● EXERCISE
Scan the lines below for the word "Einwohnerentwicklung". Copy each line you find it in.

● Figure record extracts
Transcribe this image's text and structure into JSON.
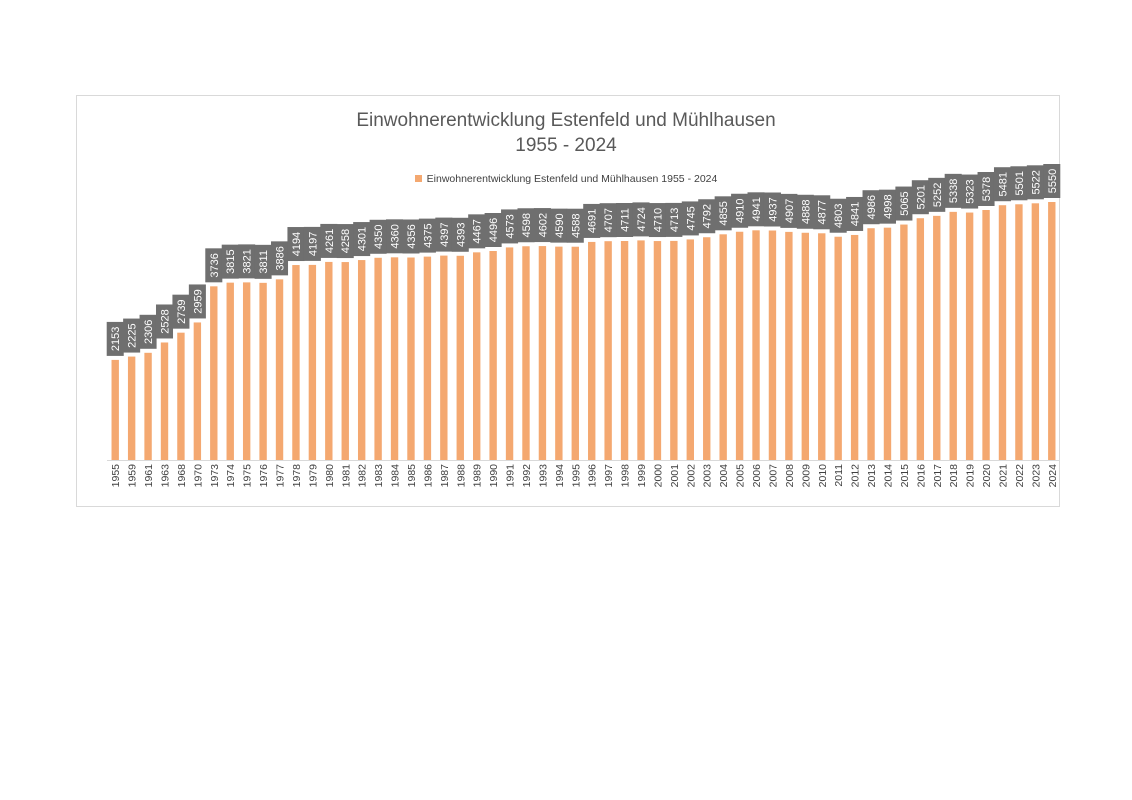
{
  "colors": {
    "bar": "#f4a870",
    "label_box": "#6f6f6f",
    "label_text": "#ffffff",
    "axis": "#d9d9d9",
    "tick_text": "#404040"
  },
  "chart_data": {
    "type": "bar",
    "title": "Einwohnerentwicklung Estenfeld und Mühlhausen",
    "subtitle": "1955 - 2024",
    "legend": "top",
    "grid": false,
    "categories": [
      "1955",
      "1959",
      "1961",
      "1963",
      "1968",
      "1970",
      "1973",
      "1974",
      "1975",
      "1976",
      "1977",
      "1978",
      "1979",
      "1980",
      "1981",
      "1982",
      "1983",
      "1984",
      "1985",
      "1986",
      "1987",
      "1988",
      "1989",
      "1990",
      "1991",
      "1992",
      "1993",
      "1994",
      "1995",
      "1996",
      "1997",
      "1998",
      "1999",
      "2000",
      "2001",
      "2002",
      "2003",
      "2004",
      "2005",
      "2006",
      "2007",
      "2008",
      "2009",
      "2010",
      "2011",
      "2012",
      "2013",
      "2014",
      "2015",
      "2016",
      "2017",
      "2018",
      "2019",
      "2020",
      "2021",
      "2022",
      "2023",
      "2024"
    ],
    "series": [
      {
        "name": "Einwohnerentwicklung Estenfeld und Mühlhausen 1955 - 2024",
        "values": [
          2153,
          2225,
          2306,
          2528,
          2739,
          2959,
          3736,
          3815,
          3821,
          3811,
          3886,
          4194,
          4197,
          4261,
          4258,
          4301,
          4350,
          4360,
          4356,
          4375,
          4397,
          4393,
          4467,
          4496,
          4573,
          4598,
          4602,
          4590,
          4588,
          4691,
          4707,
          4711,
          4724,
          4710,
          4713,
          4745,
          4792,
          4855,
          4910,
          4941,
          4937,
          4907,
          4888,
          4877,
          4803,
          4841,
          4986,
          4998,
          5065,
          5201,
          5252,
          5338,
          5323,
          5378,
          5481,
          5501,
          5522,
          5550
        ]
      }
    ],
    "ylim": [
      0,
      5550
    ]
  }
}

● COMPLETE RESPONSE
    "title": "Einwohnerentwicklung Estenfeld und Mühlhausen",
        "name": "Einwohnerentwicklung Estenfeld und Mühlhausen 1955 - 2024",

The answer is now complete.